* [PROBLEM STATEMENT]
Leave out the pictures and copy each record below exactly.

### STORED RECORDS

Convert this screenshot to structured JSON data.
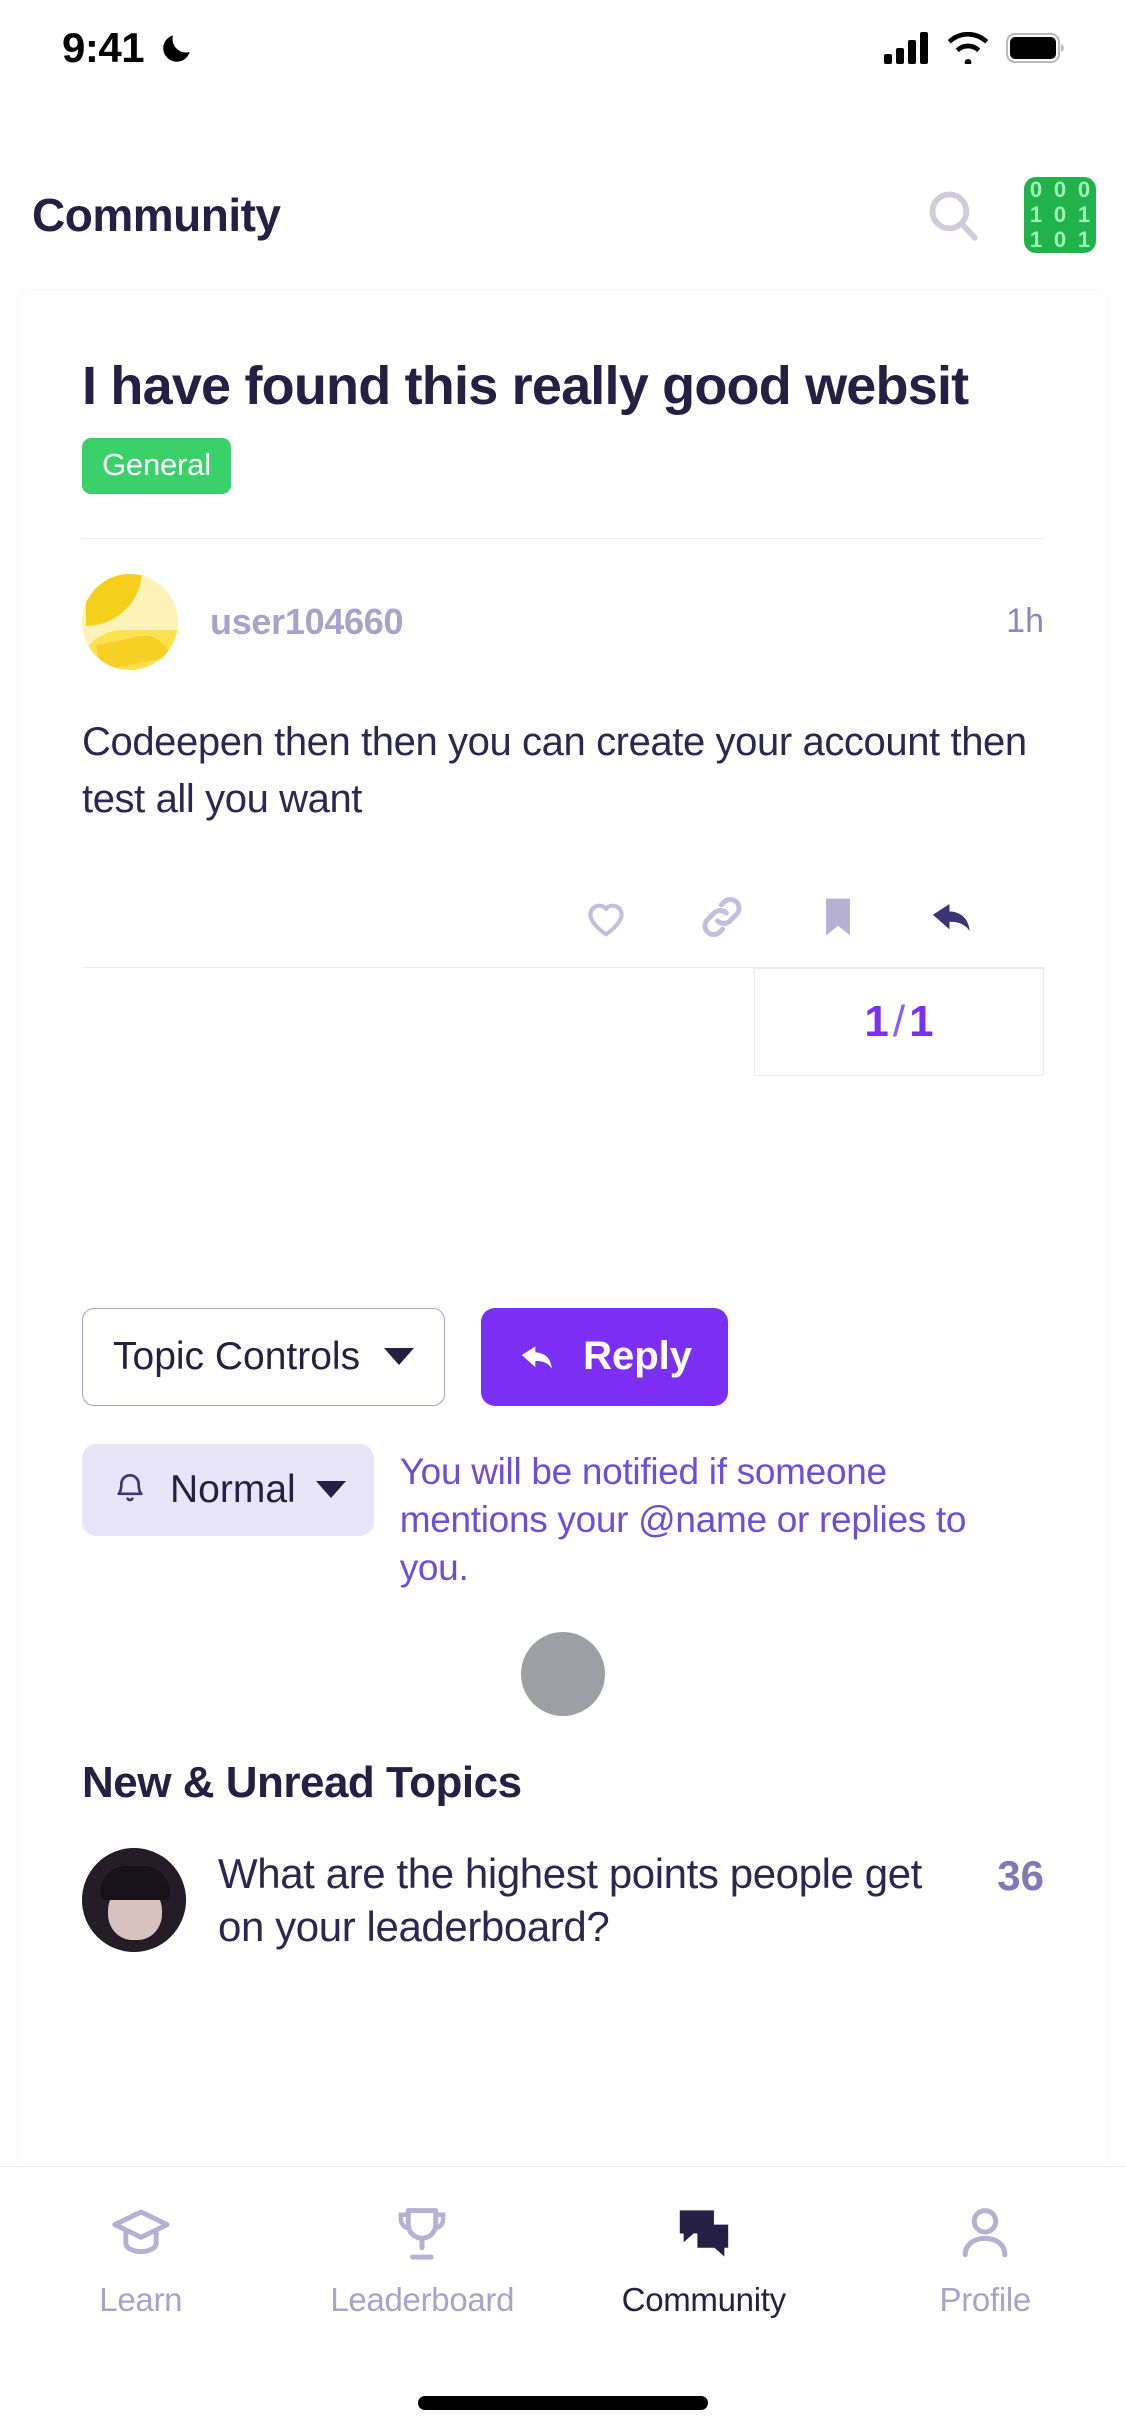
{
  "statusbar": {
    "time": "9:41",
    "dnd_icon": "crescent-moon-icon",
    "signal_icon": "cellular-signal-icon",
    "wifi_icon": "wifi-icon",
    "battery_icon": "battery-full-icon"
  },
  "header": {
    "title": "Community",
    "search_icon": "search-icon",
    "avatar_icon": "binary-avatar-icon",
    "avatar_digits": [
      "0",
      "0",
      "0",
      "1",
      "0",
      "1",
      "1",
      "0",
      "1"
    ],
    "avatar_bg": "#22b24c"
  },
  "post": {
    "title": "I have found this really good websit",
    "category": "General",
    "category_color": "#3ad06a",
    "author": "user104660",
    "timestamp": "1h",
    "body": "Codeepen then then you can create your account then test all you want",
    "actions": [
      {
        "name": "like-icon",
        "label": "Like"
      },
      {
        "name": "link-icon",
        "label": "Copy link"
      },
      {
        "name": "bookmark-icon",
        "label": "Bookmark"
      },
      {
        "name": "reply-arrow-icon",
        "label": "Reply"
      }
    ],
    "pagination": {
      "current": "1",
      "separator": "/",
      "total": "1"
    }
  },
  "controls": {
    "topic_controls_label": "Topic Controls",
    "topic_controls_caret": "chevron-down-icon",
    "reply_label": "Reply",
    "reply_icon": "reply-arrow-icon",
    "reply_color": "#7b2ff2"
  },
  "notification": {
    "bell_icon": "bell-icon",
    "level": "Normal",
    "caret": "chevron-down-icon",
    "description": "You will be notified if someone mentions your @name or replies to you."
  },
  "unread": {
    "section_title": "New & Unread Topics",
    "topics": [
      {
        "avatar": "anime-character-avatar",
        "title": "What are the highest points people get on your leaderboard?",
        "count": "36"
      }
    ]
  },
  "tabbar": {
    "items": [
      {
        "label": "Learn",
        "icon": "graduation-cap-icon",
        "active": false
      },
      {
        "label": "Leaderboard",
        "icon": "trophy-icon",
        "active": false
      },
      {
        "label": "Community",
        "icon": "chat-bubbles-icon",
        "active": true
      },
      {
        "label": "Profile",
        "icon": "person-icon",
        "active": false
      }
    ]
  }
}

######

* [OUTPUT]
Convert this screenshot to structured JSON data.
{
  "statusbar": {
    "time": "9:41",
    "dnd_icon": "crescent-moon-icon",
    "signal_icon": "cellular-signal-icon",
    "wifi_icon": "wifi-icon",
    "battery_icon": "battery-full-icon"
  },
  "header": {
    "title": "Community",
    "search_icon": "search-icon",
    "avatar_icon": "binary-avatar-icon",
    "avatar_digits": [
      "0",
      "0",
      "0",
      "1",
      "0",
      "1",
      "1",
      "0",
      "1"
    ],
    "avatar_bg": "#22b24c"
  },
  "post": {
    "title": "I have found this really good websit",
    "category": "General",
    "category_color": "#3ad06a",
    "author": "user104660",
    "timestamp": "1h",
    "body": "Codeepen then then you can create your account then test all you want",
    "actions": [
      {
        "name": "like-icon",
        "label": "Like"
      },
      {
        "name": "link-icon",
        "label": "Copy link"
      },
      {
        "name": "bookmark-icon",
        "label": "Bookmark"
      },
      {
        "name": "reply-arrow-icon",
        "label": "Reply"
      }
    ],
    "pagination": {
      "current": "1",
      "separator": "/",
      "total": "1"
    }
  },
  "controls": {
    "topic_controls_label": "Topic Controls",
    "topic_controls_caret": "chevron-down-icon",
    "reply_label": "Reply",
    "reply_icon": "reply-arrow-icon",
    "reply_color": "#7b2ff2"
  },
  "notification": {
    "bell_icon": "bell-icon",
    "level": "Normal",
    "caret": "chevron-down-icon",
    "description": "You will be notified if someone mentions your @name or replies to you."
  },
  "unread": {
    "section_title": "New & Unread Topics",
    "topics": [
      {
        "avatar": "anime-character-avatar",
        "title": "What are the highest points people get on your leaderboard?",
        "count": "36"
      }
    ]
  },
  "tabbar": {
    "items": [
      {
        "label": "Learn",
        "icon": "graduation-cap-icon",
        "active": false
      },
      {
        "label": "Leaderboard",
        "icon": "trophy-icon",
        "active": false
      },
      {
        "label": "Community",
        "icon": "chat-bubbles-icon",
        "active": true
      },
      {
        "label": "Profile",
        "icon": "person-icon",
        "active": false
      }
    ]
  }
}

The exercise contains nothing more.